## BEGIN
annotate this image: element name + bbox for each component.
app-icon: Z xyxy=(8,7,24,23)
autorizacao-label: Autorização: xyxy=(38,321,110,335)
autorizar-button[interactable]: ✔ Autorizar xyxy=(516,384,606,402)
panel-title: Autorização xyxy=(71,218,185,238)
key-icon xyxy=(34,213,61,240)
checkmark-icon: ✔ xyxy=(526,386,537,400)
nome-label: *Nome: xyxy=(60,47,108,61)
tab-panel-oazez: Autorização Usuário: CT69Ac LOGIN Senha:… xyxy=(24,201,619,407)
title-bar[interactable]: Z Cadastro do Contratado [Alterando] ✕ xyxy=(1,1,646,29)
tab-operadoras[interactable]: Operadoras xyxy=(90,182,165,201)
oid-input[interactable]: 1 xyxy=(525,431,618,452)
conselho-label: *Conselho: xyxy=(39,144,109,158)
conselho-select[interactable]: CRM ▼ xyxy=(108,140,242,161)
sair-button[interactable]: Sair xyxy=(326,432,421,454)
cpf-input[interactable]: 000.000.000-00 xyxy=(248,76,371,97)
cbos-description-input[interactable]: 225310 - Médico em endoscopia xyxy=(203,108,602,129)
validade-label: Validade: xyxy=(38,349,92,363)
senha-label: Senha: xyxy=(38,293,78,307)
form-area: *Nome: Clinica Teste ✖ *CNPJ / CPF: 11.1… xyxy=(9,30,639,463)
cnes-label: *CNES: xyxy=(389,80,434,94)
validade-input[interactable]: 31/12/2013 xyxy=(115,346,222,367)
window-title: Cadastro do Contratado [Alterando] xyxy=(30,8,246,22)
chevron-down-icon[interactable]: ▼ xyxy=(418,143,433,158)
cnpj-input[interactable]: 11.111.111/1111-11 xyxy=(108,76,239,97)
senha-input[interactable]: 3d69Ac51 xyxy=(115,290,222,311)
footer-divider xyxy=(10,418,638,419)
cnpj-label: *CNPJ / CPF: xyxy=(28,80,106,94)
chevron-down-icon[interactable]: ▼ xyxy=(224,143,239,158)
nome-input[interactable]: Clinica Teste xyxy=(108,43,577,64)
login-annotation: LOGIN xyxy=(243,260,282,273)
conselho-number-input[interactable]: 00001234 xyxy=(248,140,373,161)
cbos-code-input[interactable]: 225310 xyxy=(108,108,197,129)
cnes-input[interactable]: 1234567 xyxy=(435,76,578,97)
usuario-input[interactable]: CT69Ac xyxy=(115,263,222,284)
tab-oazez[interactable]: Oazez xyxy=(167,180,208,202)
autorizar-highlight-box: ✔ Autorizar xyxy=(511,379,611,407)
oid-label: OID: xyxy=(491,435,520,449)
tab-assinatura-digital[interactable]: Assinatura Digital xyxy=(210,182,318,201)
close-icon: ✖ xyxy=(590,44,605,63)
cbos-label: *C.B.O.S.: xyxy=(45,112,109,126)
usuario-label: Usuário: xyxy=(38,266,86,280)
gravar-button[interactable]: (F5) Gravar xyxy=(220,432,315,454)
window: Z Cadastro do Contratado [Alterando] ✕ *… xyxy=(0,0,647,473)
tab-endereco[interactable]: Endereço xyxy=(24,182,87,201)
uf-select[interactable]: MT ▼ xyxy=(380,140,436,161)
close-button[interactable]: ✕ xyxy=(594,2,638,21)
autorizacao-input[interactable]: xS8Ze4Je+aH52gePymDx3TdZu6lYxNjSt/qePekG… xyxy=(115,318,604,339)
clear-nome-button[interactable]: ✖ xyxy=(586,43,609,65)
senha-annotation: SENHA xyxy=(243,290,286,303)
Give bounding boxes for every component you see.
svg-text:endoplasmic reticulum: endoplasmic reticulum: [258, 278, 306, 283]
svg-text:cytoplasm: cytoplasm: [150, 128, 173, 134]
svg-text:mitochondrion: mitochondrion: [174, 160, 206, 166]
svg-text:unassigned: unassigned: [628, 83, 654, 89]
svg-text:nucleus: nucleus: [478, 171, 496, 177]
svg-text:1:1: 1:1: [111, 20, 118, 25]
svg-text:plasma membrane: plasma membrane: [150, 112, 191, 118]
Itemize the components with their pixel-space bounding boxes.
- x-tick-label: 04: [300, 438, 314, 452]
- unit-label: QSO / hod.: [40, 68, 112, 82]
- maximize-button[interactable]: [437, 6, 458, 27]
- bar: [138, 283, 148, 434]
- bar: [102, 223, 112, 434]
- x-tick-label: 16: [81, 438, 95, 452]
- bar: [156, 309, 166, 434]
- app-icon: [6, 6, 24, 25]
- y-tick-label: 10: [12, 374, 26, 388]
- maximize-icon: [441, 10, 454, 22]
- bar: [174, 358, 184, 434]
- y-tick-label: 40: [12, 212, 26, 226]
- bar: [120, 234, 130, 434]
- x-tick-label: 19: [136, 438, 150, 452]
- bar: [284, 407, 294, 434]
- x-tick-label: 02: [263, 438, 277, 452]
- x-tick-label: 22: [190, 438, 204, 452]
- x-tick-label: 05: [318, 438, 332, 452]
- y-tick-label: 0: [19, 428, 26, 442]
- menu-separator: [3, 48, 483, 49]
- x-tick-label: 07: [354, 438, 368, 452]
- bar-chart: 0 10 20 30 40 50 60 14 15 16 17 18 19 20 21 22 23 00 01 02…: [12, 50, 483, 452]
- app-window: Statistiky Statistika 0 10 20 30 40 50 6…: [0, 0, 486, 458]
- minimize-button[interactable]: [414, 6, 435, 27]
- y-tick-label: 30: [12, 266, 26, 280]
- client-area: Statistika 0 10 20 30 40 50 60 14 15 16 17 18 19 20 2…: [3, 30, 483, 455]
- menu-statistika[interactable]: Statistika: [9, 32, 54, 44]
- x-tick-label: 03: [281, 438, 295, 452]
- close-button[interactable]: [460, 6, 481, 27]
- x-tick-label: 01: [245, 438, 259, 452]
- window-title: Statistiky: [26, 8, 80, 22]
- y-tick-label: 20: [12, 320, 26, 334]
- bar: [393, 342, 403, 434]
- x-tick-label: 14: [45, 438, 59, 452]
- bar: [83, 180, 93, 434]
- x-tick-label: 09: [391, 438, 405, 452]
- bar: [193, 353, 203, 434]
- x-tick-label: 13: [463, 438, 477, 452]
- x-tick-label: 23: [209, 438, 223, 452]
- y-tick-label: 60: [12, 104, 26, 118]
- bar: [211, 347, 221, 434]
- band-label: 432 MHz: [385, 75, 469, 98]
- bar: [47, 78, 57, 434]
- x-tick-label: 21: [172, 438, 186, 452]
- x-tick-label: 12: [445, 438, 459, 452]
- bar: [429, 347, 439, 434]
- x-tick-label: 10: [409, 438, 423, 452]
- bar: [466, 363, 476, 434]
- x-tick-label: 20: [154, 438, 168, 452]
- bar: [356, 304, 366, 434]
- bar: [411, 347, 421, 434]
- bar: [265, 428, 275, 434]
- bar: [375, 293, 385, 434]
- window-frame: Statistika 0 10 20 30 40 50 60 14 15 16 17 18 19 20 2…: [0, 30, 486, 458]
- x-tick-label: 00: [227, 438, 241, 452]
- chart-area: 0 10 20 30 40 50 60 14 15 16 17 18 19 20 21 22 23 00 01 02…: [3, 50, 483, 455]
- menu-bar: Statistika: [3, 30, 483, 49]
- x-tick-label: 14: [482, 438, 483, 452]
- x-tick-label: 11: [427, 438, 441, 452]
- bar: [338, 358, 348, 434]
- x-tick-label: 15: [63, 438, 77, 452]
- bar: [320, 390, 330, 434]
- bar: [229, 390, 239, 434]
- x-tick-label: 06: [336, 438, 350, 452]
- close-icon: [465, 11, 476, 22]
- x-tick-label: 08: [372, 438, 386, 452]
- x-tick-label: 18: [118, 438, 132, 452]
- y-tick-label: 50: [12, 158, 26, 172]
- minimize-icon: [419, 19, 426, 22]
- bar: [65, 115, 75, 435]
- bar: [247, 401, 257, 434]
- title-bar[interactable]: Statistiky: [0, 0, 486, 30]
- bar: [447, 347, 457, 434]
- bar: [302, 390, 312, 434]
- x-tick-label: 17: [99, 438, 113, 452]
## END
→ **PROMPT**: Render the listing, from its first line up to and including the line containing "nome-label: *Nome: xyxy=(60,47,108,61)", as a JSON list of strings, with one string per line and blank lines omitted.

→ **EXERCISE OUTPUT**:
[
  "annotate this image: element name + bbox for each component.",
  "app-icon: Z xyxy=(8,7,24,23)",
  "autorizacao-label: Autorização: xyxy=(38,321,110,335)",
  "autorizar-button[interactable]: ✔ Autorizar xyxy=(516,384,606,402)",
  "panel-title: Autorização xyxy=(71,218,185,238)",
  "key-icon xyxy=(34,213,61,240)",
  "checkmark-icon: ✔ xyxy=(526,386,537,400)",
  "nome-label: *Nome: xyxy=(60,47,108,61)"
]